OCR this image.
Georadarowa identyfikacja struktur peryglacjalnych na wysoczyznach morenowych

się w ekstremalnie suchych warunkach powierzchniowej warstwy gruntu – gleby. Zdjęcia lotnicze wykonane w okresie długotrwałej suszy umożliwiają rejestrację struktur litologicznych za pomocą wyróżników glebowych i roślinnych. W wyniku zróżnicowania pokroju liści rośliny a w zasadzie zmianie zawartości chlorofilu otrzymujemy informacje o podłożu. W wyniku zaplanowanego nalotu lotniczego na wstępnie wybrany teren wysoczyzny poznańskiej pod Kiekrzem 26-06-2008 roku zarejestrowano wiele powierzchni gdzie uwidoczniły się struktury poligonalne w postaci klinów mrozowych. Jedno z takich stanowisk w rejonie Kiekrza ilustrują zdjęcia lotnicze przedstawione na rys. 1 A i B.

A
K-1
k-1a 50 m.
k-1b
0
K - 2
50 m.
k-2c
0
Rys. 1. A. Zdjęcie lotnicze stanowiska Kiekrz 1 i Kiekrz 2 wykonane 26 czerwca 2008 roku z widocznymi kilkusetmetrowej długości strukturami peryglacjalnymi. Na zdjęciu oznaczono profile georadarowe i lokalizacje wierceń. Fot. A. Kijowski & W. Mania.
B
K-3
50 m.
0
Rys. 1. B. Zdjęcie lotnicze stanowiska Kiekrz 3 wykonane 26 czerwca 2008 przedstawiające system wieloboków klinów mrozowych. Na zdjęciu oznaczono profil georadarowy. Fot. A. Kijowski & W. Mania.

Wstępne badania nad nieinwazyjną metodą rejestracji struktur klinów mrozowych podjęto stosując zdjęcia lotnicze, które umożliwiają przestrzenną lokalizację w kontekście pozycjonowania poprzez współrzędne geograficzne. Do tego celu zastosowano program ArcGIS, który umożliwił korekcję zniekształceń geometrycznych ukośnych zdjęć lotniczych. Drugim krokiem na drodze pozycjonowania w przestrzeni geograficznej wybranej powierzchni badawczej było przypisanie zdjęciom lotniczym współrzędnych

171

——

**TASK DIRECTIONS:**
Return every line above in which the string "Mania" occurs.

**OUTPUT FOR THIS EXERCISE:**
Rys. 1. A. Zdjęcie lotnicze stanowiska Kiekrz 1 i Kiekrz 2 wykonane 26 czerwca 2008 roku z widocznymi kilkusetmetrowej długości strukturami peryglacjalnymi. Na zdjęciu oznaczono profile georadarowe i lokalizacje wierceń. Fot. A. Kijowski & W. Mania.
Rys. 1. B. Zdjęcie lotnicze stanowiska Kiekrz 3 wykonane 26 czerwca 2008 przedstawiające system wieloboków klinów mrozowych. Na zdjęciu oznaczono profil georadarowy. Fot. A. Kijowski & W. Mania.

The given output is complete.